(Stored entries)
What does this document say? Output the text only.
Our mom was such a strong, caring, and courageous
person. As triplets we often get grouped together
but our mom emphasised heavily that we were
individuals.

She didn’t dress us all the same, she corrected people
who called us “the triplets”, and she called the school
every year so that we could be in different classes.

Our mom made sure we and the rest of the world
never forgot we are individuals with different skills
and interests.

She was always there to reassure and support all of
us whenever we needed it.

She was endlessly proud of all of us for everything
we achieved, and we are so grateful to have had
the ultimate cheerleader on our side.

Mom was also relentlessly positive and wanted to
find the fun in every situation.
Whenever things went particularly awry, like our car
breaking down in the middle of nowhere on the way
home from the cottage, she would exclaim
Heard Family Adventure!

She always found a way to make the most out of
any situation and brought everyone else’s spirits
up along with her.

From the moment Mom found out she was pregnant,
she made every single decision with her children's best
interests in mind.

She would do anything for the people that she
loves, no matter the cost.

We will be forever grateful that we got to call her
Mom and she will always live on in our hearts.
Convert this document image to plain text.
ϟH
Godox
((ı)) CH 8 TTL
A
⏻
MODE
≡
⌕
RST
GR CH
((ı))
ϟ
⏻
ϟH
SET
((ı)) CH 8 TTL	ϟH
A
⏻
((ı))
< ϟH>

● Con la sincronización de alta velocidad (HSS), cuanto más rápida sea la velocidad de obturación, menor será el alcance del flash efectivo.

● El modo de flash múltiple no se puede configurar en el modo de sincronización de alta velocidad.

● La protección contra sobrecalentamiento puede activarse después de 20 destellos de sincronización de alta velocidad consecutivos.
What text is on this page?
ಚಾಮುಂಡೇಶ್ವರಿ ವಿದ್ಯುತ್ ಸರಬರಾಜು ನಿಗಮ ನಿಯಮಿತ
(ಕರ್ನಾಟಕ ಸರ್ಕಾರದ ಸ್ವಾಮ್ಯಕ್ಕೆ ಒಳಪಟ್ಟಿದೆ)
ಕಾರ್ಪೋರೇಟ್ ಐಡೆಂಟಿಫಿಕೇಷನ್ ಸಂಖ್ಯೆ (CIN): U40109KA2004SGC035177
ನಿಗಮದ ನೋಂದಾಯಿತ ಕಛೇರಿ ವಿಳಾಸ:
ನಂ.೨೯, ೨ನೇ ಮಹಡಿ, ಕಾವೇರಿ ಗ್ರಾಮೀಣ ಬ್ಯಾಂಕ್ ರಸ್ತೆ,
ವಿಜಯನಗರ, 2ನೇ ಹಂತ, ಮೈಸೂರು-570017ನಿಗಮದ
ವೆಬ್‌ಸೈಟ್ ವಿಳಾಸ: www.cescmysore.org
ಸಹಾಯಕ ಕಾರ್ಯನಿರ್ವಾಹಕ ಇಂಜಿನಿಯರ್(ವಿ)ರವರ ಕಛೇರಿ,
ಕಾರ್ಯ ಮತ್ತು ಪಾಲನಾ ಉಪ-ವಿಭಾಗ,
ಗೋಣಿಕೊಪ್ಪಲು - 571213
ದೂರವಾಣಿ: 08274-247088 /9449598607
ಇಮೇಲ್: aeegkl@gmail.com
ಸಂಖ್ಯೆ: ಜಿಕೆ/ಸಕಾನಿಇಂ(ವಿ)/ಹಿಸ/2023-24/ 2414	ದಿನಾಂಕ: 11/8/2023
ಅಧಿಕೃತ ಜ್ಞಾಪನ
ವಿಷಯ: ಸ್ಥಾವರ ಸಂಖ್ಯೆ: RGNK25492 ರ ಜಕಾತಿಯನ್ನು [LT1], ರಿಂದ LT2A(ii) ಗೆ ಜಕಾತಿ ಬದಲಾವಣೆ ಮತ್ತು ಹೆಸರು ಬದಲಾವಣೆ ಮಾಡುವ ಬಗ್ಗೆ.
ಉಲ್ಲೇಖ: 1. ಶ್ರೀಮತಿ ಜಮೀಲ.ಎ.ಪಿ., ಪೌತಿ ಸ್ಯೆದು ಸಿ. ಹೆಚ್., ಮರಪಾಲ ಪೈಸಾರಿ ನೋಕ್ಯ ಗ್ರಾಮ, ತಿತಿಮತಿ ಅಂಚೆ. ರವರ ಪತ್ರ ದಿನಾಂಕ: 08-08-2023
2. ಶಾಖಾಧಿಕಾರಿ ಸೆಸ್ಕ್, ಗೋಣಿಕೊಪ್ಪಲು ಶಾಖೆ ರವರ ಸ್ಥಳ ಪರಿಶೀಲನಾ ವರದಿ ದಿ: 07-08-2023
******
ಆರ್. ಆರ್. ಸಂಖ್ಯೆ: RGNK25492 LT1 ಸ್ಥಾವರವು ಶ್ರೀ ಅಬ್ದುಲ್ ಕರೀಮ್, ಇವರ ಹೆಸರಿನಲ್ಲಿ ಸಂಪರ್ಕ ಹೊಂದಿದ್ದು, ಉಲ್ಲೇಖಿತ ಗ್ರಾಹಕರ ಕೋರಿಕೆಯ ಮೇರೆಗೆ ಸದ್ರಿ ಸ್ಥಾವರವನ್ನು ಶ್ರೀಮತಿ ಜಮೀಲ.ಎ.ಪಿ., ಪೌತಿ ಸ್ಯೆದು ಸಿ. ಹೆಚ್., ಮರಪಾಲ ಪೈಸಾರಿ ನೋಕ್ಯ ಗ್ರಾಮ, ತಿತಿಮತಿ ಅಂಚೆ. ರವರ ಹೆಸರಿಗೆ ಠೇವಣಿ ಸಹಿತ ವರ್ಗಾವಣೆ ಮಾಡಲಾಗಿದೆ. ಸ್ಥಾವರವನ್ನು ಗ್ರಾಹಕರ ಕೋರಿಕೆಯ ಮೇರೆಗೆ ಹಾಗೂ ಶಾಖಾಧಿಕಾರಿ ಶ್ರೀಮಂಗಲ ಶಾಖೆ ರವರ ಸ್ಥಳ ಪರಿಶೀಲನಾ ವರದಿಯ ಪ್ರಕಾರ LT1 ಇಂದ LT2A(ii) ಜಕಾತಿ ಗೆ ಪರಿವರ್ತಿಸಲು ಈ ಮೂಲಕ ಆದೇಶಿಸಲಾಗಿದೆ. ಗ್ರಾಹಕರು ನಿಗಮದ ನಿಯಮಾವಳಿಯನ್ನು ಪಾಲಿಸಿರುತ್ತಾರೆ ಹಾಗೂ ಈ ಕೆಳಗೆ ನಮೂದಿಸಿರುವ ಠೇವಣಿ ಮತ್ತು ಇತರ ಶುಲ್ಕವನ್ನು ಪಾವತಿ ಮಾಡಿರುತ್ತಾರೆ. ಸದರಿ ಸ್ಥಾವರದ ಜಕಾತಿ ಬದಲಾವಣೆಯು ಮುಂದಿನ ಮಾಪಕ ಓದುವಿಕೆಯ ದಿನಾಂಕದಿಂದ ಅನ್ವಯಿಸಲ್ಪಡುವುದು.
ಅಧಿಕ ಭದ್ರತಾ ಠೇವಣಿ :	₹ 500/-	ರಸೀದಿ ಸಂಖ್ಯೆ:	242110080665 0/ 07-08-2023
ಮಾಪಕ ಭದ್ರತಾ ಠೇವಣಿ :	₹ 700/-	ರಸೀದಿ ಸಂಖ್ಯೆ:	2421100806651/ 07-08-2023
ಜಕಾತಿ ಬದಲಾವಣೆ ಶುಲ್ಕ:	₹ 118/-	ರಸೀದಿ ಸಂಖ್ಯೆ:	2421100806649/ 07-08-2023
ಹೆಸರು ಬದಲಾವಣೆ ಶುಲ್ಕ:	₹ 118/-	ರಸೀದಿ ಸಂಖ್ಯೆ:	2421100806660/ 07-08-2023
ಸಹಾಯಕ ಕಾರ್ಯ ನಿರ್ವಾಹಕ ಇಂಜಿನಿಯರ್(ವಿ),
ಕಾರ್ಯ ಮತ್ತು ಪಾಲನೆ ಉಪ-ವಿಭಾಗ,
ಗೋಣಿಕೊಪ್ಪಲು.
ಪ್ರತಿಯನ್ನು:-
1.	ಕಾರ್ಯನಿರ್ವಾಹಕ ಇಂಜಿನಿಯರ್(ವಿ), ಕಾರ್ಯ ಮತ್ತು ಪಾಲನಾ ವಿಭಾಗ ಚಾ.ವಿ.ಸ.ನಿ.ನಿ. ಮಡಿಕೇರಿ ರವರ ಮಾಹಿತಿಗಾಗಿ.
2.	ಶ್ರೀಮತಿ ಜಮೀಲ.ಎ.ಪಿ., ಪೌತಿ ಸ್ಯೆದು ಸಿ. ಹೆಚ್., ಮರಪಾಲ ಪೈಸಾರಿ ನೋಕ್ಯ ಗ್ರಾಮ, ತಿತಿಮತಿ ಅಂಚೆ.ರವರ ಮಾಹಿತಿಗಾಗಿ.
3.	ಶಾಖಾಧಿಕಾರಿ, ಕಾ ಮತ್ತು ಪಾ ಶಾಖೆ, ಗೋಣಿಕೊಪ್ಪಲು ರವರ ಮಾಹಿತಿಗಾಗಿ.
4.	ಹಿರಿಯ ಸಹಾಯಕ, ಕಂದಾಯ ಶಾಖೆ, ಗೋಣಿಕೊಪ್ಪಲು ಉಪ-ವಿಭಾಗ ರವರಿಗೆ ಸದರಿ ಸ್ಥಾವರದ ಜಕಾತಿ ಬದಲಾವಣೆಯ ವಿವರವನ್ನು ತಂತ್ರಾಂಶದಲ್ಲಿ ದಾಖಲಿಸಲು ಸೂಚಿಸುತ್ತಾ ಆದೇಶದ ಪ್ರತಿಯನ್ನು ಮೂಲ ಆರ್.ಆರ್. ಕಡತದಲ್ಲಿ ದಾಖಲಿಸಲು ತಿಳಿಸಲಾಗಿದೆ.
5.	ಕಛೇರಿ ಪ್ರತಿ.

> _Problem to solve_
Filter the listing for the word "always" and copy every line that holds it.

> _Exercise output_
She was always there to reassure and support all of
She always found a way to make the most out of
Mom and she will always live on in our hearts.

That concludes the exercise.